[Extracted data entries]
------

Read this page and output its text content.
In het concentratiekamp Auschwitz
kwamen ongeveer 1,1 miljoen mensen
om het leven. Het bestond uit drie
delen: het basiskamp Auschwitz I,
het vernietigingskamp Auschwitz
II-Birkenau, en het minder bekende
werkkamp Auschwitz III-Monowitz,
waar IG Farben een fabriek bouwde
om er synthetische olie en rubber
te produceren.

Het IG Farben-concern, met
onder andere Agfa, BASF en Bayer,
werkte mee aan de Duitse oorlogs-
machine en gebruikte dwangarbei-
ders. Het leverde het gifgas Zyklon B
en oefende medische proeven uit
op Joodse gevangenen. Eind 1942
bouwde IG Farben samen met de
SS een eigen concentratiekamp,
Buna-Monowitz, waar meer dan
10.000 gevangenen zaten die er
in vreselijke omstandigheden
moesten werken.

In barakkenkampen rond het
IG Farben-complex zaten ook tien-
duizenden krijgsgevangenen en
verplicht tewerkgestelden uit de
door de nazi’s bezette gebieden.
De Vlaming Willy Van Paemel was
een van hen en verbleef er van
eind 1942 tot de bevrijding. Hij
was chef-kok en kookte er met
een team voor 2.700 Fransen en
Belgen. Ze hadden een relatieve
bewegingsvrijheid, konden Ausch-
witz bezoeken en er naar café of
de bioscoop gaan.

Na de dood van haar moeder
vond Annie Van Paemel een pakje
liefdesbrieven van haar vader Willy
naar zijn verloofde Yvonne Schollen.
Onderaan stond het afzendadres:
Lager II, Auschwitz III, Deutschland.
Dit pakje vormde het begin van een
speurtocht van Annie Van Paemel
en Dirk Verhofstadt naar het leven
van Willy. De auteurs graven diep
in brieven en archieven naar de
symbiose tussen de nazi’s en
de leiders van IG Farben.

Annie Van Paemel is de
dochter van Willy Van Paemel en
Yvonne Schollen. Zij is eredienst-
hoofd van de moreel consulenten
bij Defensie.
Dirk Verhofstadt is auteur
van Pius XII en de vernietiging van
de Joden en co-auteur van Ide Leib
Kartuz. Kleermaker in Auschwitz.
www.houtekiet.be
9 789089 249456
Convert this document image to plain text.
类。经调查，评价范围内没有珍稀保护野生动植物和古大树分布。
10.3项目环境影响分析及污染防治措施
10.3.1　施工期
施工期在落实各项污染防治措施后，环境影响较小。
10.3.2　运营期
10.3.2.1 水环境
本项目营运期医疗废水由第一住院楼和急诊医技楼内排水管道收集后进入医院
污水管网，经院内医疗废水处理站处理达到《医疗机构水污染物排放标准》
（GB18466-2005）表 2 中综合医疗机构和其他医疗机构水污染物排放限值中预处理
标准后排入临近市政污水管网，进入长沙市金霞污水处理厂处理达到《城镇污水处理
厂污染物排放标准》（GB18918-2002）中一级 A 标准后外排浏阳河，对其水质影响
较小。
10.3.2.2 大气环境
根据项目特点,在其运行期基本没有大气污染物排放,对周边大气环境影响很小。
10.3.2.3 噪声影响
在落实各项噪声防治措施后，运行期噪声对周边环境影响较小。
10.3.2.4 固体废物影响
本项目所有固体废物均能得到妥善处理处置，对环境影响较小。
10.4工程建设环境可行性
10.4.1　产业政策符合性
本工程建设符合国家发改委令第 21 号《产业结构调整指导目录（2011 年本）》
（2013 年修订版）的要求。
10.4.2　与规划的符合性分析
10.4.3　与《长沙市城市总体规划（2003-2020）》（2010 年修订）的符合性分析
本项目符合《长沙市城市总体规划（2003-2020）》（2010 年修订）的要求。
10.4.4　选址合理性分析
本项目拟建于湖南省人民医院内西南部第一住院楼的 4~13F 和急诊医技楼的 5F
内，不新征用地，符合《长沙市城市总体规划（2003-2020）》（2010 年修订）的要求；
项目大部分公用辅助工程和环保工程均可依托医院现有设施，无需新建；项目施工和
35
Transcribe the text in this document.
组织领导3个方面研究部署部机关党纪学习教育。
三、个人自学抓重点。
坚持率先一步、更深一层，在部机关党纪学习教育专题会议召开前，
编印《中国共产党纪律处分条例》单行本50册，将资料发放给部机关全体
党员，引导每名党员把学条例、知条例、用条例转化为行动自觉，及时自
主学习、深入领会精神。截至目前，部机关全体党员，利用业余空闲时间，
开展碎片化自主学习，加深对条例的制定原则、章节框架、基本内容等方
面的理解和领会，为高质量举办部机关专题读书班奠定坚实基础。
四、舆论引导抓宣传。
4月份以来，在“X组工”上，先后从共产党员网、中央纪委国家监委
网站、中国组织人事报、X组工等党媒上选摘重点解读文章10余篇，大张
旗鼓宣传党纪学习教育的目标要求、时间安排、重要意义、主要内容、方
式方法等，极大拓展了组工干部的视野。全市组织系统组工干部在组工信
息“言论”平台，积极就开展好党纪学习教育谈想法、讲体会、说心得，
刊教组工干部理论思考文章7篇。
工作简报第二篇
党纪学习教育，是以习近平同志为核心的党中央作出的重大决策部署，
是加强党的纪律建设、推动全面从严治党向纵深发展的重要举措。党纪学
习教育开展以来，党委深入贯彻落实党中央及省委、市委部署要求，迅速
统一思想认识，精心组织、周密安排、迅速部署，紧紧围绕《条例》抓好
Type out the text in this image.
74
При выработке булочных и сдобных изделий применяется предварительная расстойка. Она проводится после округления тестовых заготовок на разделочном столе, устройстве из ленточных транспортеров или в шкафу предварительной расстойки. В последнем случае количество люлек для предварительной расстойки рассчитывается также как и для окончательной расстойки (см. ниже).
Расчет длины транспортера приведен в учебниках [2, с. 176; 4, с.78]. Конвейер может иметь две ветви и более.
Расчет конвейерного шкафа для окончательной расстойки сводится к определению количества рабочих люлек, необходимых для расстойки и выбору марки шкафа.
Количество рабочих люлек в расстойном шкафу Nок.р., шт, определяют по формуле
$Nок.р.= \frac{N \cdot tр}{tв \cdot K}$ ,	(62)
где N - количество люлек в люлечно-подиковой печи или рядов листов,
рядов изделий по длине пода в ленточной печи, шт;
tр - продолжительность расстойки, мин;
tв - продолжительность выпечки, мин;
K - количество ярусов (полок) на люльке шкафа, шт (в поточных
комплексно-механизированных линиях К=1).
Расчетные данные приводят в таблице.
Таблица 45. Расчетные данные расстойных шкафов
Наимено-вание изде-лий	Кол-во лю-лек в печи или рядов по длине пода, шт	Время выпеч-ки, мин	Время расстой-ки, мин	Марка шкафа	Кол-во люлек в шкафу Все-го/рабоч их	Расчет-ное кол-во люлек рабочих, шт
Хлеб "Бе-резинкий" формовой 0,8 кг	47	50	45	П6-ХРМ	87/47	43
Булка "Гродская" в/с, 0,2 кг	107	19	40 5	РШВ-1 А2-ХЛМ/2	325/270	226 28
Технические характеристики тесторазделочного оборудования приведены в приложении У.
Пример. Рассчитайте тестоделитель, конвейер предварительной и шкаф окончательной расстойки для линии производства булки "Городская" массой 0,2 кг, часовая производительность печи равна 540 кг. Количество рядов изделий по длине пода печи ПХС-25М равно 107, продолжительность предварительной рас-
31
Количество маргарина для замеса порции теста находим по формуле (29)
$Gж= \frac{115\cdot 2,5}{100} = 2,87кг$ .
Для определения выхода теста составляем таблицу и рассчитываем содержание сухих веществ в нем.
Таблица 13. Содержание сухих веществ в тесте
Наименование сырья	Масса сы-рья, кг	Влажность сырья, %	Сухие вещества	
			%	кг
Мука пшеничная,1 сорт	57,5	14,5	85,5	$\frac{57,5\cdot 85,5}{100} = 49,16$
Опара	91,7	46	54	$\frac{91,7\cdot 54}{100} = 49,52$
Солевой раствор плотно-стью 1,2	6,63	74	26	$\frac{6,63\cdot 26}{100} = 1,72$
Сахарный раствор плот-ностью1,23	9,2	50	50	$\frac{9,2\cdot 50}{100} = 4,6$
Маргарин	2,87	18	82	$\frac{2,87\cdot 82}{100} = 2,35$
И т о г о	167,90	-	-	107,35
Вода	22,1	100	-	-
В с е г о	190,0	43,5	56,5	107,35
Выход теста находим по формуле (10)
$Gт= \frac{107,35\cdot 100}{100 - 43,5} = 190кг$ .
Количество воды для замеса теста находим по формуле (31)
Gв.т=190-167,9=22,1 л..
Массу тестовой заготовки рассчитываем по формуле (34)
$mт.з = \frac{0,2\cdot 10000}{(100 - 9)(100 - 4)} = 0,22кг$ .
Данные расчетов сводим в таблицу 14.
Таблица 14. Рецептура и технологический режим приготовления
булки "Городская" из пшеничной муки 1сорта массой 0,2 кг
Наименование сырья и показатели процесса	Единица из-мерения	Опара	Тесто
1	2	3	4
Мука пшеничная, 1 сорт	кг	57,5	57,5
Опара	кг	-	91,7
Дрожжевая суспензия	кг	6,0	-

------

**Written exercise:**
Give the count of lines in the data above that hold the string "Мука", with no additional words.

**Result:**
2